━━━ RECORDS PROVIDED

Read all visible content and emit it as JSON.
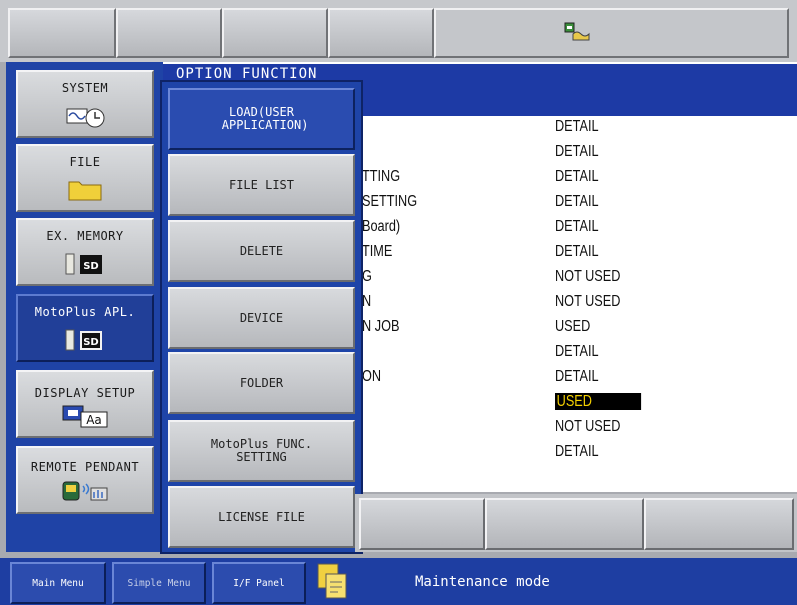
{
  "window_title": "OPTION FUNCTION",
  "main_menu": [
    {
      "label": "SYSTEM",
      "icon": "system-clock-icon"
    },
    {
      "label": "FILE",
      "icon": "folder-icon"
    },
    {
      "label": "EX. MEMORY",
      "icon": "sd-card-icon"
    },
    {
      "label": "MotoPlus APL.",
      "icon": "sd-card-icon",
      "active": true
    },
    {
      "label": "DISPLAY SETUP",
      "icon": "display-font-icon"
    },
    {
      "label": "REMOTE PENDANT",
      "icon": "remote-pendant-icon"
    }
  ],
  "sub_menu": [
    {
      "label": "LOAD(USER\n APPLICATION)",
      "active": true
    },
    {
      "label": "FILE LIST"
    },
    {
      "label": "DELETE"
    },
    {
      "label": "DEVICE"
    },
    {
      "label": "FOLDER"
    },
    {
      "label": "MotoPlus FUNC.\nSETTING"
    },
    {
      "label": "LICENSE FILE"
    }
  ],
  "option_rows_left_fragments": [
    "",
    "",
    "TTING",
    "SETTING",
    "Board)",
    "TIME",
    "G",
    "N",
    "N JOB",
    "",
    "ON",
    "",
    "",
    ""
  ],
  "option_rows_values": [
    "DETAIL",
    "DETAIL",
    "DETAIL",
    "DETAIL",
    "DETAIL",
    "DETAIL",
    "NOT USED",
    "NOT USED",
    "USED",
    "DETAIL",
    "DETAIL",
    "USED",
    "NOT USED",
    "DETAIL"
  ],
  "selected_row_index": 11,
  "bottom_bar": {
    "main_menu": "Main Menu",
    "simple_menu": "Simple Menu",
    "if_panel": "I/F Panel",
    "status": "Maintenance mode"
  },
  "colors": {
    "menu_blue": "#1f43a6",
    "highlight_bg": "#000000",
    "highlight_text": "#f4d000"
  }
}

━━━━━━

-- PROBLEM TO SOLVE --
Write out each entry exactly as given, but skip the pictures.

-- RESPONSE FOR THIS EXERCISE --
Read all visible content and emit it as JSON.
{
  "window_title": "OPTION FUNCTION",
  "main_menu": [
    {
      "label": "SYSTEM",
      "icon": "system-clock-icon"
    },
    {
      "label": "FILE",
      "icon": "folder-icon"
    },
    {
      "label": "EX. MEMORY",
      "icon": "sd-card-icon"
    },
    {
      "label": "MotoPlus APL.",
      "icon": "sd-card-icon",
      "active": true
    },
    {
      "label": "DISPLAY SETUP",
      "icon": "display-font-icon"
    },
    {
      "label": "REMOTE PENDANT",
      "icon": "remote-pendant-icon"
    }
  ],
  "sub_menu": [
    {
      "label": "LOAD(USER\n APPLICATION)",
      "active": true
    },
    {
      "label": "FILE LIST"
    },
    {
      "label": "DELETE"
    },
    {
      "label": "DEVICE"
    },
    {
      "label": "FOLDER"
    },
    {
      "label": "MotoPlus FUNC.\nSETTING"
    },
    {
      "label": "LICENSE FILE"
    }
  ],
  "option_rows_left_fragments": [
    "",
    "",
    "TTING",
    "SETTING",
    "Board)",
    "TIME",
    "G",
    "N",
    "N JOB",
    "",
    "ON",
    "",
    "",
    ""
  ],
  "option_rows_values": [
    "DETAIL",
    "DETAIL",
    "DETAIL",
    "DETAIL",
    "DETAIL",
    "DETAIL",
    "NOT USED",
    "NOT USED",
    "USED",
    "DETAIL",
    "DETAIL",
    "USED",
    "NOT USED",
    "DETAIL"
  ],
  "selected_row_index": 11,
  "bottom_bar": {
    "main_menu": "Main Menu",
    "simple_menu": "Simple Menu",
    "if_panel": "I/F Panel",
    "status": "Maintenance mode"
  },
  "colors": {
    "menu_blue": "#1f43a6",
    "highlight_bg": "#000000",
    "highlight_text": "#f4d000"
  }
}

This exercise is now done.